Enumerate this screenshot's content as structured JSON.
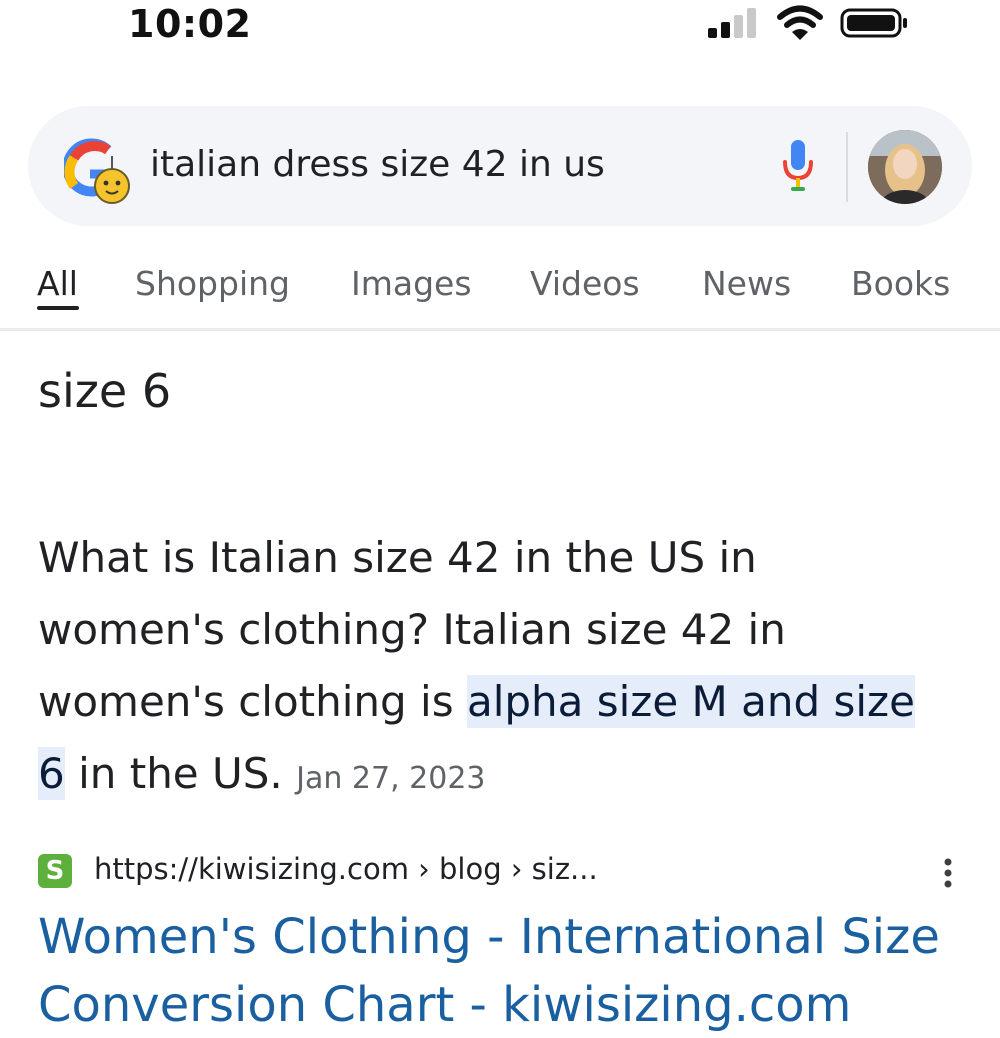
{
  "status_bar": {
    "time": "10:02"
  },
  "search": {
    "query": "italian dress size 42 in us"
  },
  "tabs": [
    {
      "label": "All",
      "active": true
    },
    {
      "label": "Shopping",
      "active": false
    },
    {
      "label": "Images",
      "active": false
    },
    {
      "label": "Videos",
      "active": false
    },
    {
      "label": "News",
      "active": false
    },
    {
      "label": "Books",
      "active": false
    }
  ],
  "answer": {
    "title": "size 6",
    "text_before": "What is Italian size 42 in the US in women's clothing? Italian size 42 in women's clothing is ",
    "highlight": "alpha size M and size 6",
    "text_after": " in the US.",
    "date": "Jan 27, 2023"
  },
  "result": {
    "favicon_letter": "S",
    "url": "https://kiwisizing.com › blog › siz...",
    "title_line1": "Women's Clothing - International Size",
    "title_line2": "Conversion Chart - kiwisizing.com"
  },
  "icons": {
    "signal": "cellular-signal-icon",
    "wifi": "wifi-icon",
    "battery": "battery-icon",
    "google_logo": "google-doodle-logo",
    "mic": "microphone-icon",
    "more": "more-vert-icon"
  },
  "colors": {
    "link": "#1a5fa0",
    "highlight": "#e5edfb",
    "favicon": "#5cb03b",
    "search_bg": "#f3f5f8"
  }
}
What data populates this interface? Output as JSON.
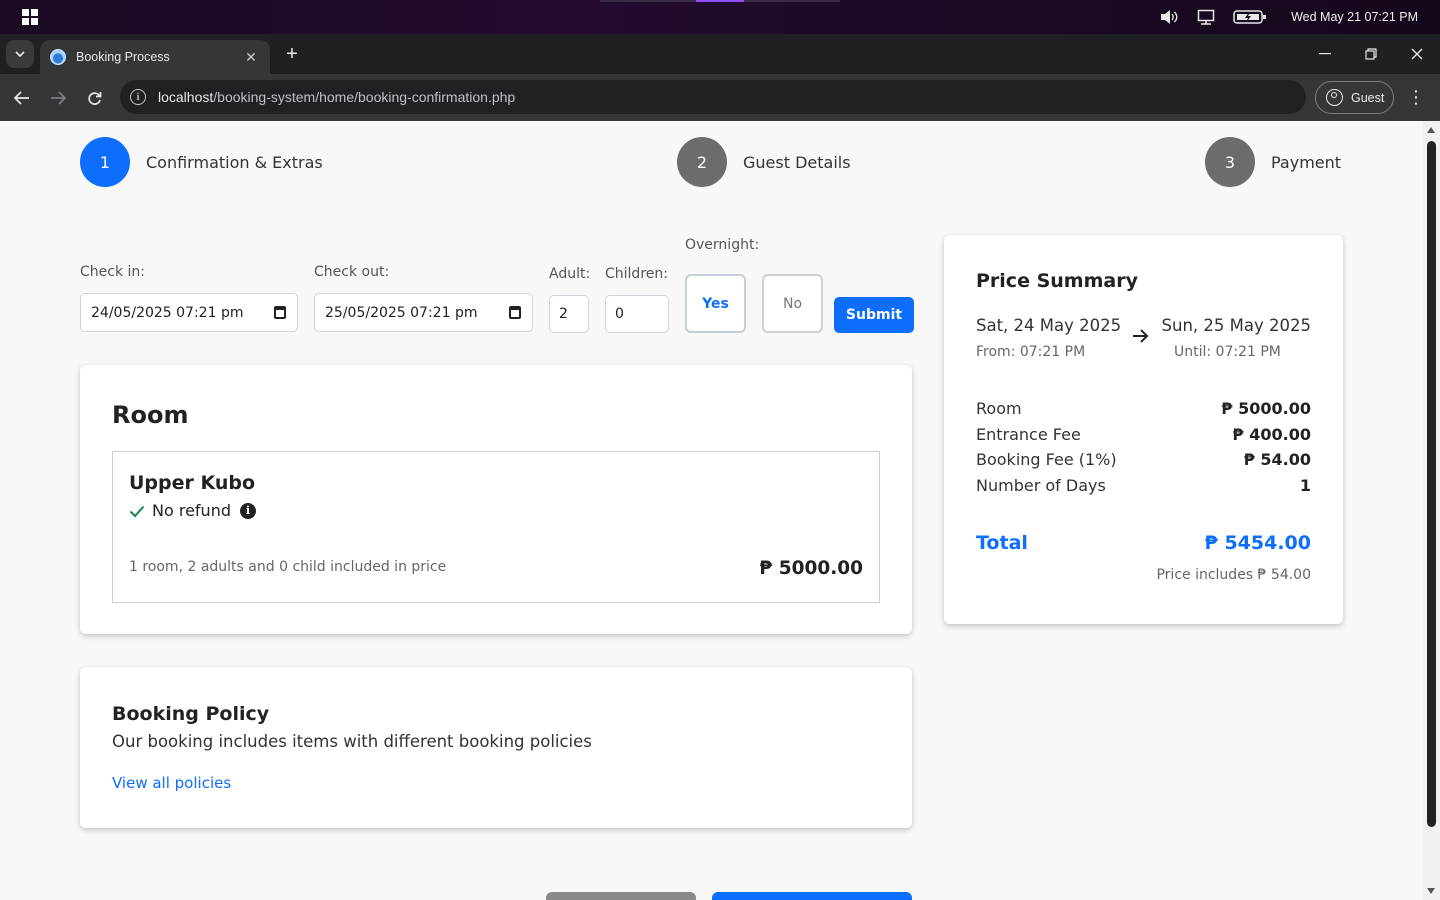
{
  "os": {
    "clock": "Wed May 21  07:21 PM",
    "icons": [
      "windows-icon",
      "volume-icon",
      "display-icon",
      "battery-icon"
    ]
  },
  "browser": {
    "tab_title": "Booking Process",
    "new_tab": "+",
    "url_host": "localhost",
    "url_path": "/booking-system/home/booking-confirmation.php",
    "profile_label": "Guest"
  },
  "steps": [
    {
      "number": "1",
      "label": "Confirmation & Extras",
      "state": "active"
    },
    {
      "number": "2",
      "label": "Guest Details",
      "state": "inactive"
    },
    {
      "number": "3",
      "label": "Payment",
      "state": "inactive"
    }
  ],
  "form": {
    "check_in_label": "Check in:",
    "check_in_value": "24/05/2025 07:21 pm",
    "check_out_label": "Check out:",
    "check_out_value": "25/05/2025 07:21 pm",
    "adult_label": "Adult:",
    "adult_value": "2",
    "children_label": "Children:",
    "children_value": "0",
    "overnight_label": "Overnight:",
    "overnight_yes": "Yes",
    "overnight_no": "No",
    "overnight_selected": "Yes",
    "submit_label": "Submit"
  },
  "room": {
    "section_title": "Room",
    "name": "Upper Kubo",
    "refund": "No refund",
    "description": "1 room, 2 adults and 0 child included in price",
    "price": "₱ 5000.00"
  },
  "policy": {
    "title": "Booking Policy",
    "text": "Our booking includes items with different booking policies",
    "link": "View all policies"
  },
  "summary": {
    "title": "Price Summary",
    "from_date": "Sat, 24 May 2025",
    "from_time": "From: 07:21 PM",
    "until_date": "Sun, 25 May 2025",
    "until_time": "Until: 07:21 PM",
    "rows": [
      {
        "label": "Room",
        "value": "₱ 5000.00"
      },
      {
        "label": "Entrance Fee",
        "value": "₱ 400.00"
      },
      {
        "label": "Booking Fee (1%)",
        "value": "₱ 54.00"
      },
      {
        "label": "Number of Days",
        "value": "1"
      }
    ],
    "total_label": "Total",
    "total_value": "₱ 5454.00",
    "includes": "Price includes ₱ 54.00"
  },
  "colors": {
    "accent": "#0d6efd",
    "step_inactive": "#6c6c6c",
    "page_bg": "#f8f8f8",
    "success": "#198754"
  }
}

* * * * * * *

> **What to work on**: Please transcribe the material above exactly as written. Leave the pictures out.

> **Solution below**:
Enumerate this screenshot's content as structured JSON.
{
  "status_bar": {
    "time": "10:02"
  },
  "search": {
    "query": "italian dress size 42 in us"
  },
  "tabs": [
    {
      "label": "All",
      "active": true
    },
    {
      "label": "Shopping",
      "active": false
    },
    {
      "label": "Images",
      "active": false
    },
    {
      "label": "Videos",
      "active": false
    },
    {
      "label": "News",
      "active": false
    },
    {
      "label": "Books",
      "active": false
    }
  ],
  "answer": {
    "title": "size 6",
    "text_before": "What is Italian size 42 in the US in women's clothing? Italian size 42 in women's clothing is ",
    "highlight": "alpha size M and size 6",
    "text_after": " in the US.",
    "date": "Jan 27, 2023"
  },
  "result": {
    "favicon_letter": "S",
    "url": "https://kiwisizing.com › blog › siz...",
    "title_line1": "Women's Clothing - International Size",
    "title_line2": "Conversion Chart - kiwisizing.com"
  },
  "icons": {
    "signal": "cellular-signal-icon",
    "wifi": "wifi-icon",
    "battery": "battery-icon",
    "google_logo": "google-doodle-logo",
    "mic": "microphone-icon",
    "more": "more-vert-icon"
  },
  "colors": {
    "link": "#1a5fa0",
    "highlight": "#e5edfb",
    "favicon": "#5cb03b",
    "search_bg": "#f3f5f8"
  }
}
What data populates this interface? Output as JSON.
{
  "os": {
    "clock": "Wed May 21  07:21 PM",
    "icons": [
      "windows-icon",
      "volume-icon",
      "display-icon",
      "battery-icon"
    ]
  },
  "browser": {
    "tab_title": "Booking Process",
    "new_tab": "+",
    "url_host": "localhost",
    "url_path": "/booking-system/home/booking-confirmation.php",
    "profile_label": "Guest"
  },
  "steps": [
    {
      "number": "1",
      "label": "Confirmation & Extras",
      "state": "active"
    },
    {
      "number": "2",
      "label": "Guest Details",
      "state": "inactive"
    },
    {
      "number": "3",
      "label": "Payment",
      "state": "inactive"
    }
  ],
  "form": {
    "check_in_label": "Check in:",
    "check_in_value": "24/05/2025 07:21 pm",
    "check_out_label": "Check out:",
    "check_out_value": "25/05/2025 07:21 pm",
    "adult_label": "Adult:",
    "adult_value": "2",
    "children_label": "Children:",
    "children_value": "0",
    "overnight_label": "Overnight:",
    "overnight_yes": "Yes",
    "overnight_no": "No",
    "overnight_selected": "Yes",
    "submit_label": "Submit"
  },
  "room": {
    "section_title": "Room",
    "name": "Upper Kubo",
    "refund": "No refund",
    "description": "1 room, 2 adults and 0 child included in price",
    "price": "₱ 5000.00"
  },
  "policy": {
    "title": "Booking Policy",
    "text": "Our booking includes items with different booking policies",
    "link": "View all policies"
  },
  "summary": {
    "title": "Price Summary",
    "from_date": "Sat, 24 May 2025",
    "from_time": "From: 07:21 PM",
    "until_date": "Sun, 25 May 2025",
    "until_time": "Until: 07:21 PM",
    "rows": [
      {
        "label": "Room",
        "value": "₱ 5000.00"
      },
      {
        "label": "Entrance Fee",
        "value": "₱ 400.00"
      },
      {
        "label": "Booking Fee (1%)",
        "value": "₱ 54.00"
      },
      {
        "label": "Number of Days",
        "value": "1"
      }
    ],
    "total_label": "Total",
    "total_value": "₱ 5454.00",
    "includes": "Price includes ₱ 54.00"
  },
  "colors": {
    "accent": "#0d6efd",
    "step_inactive": "#6c6c6c",
    "page_bg": "#f8f8f8",
    "success": "#198754"
  }
}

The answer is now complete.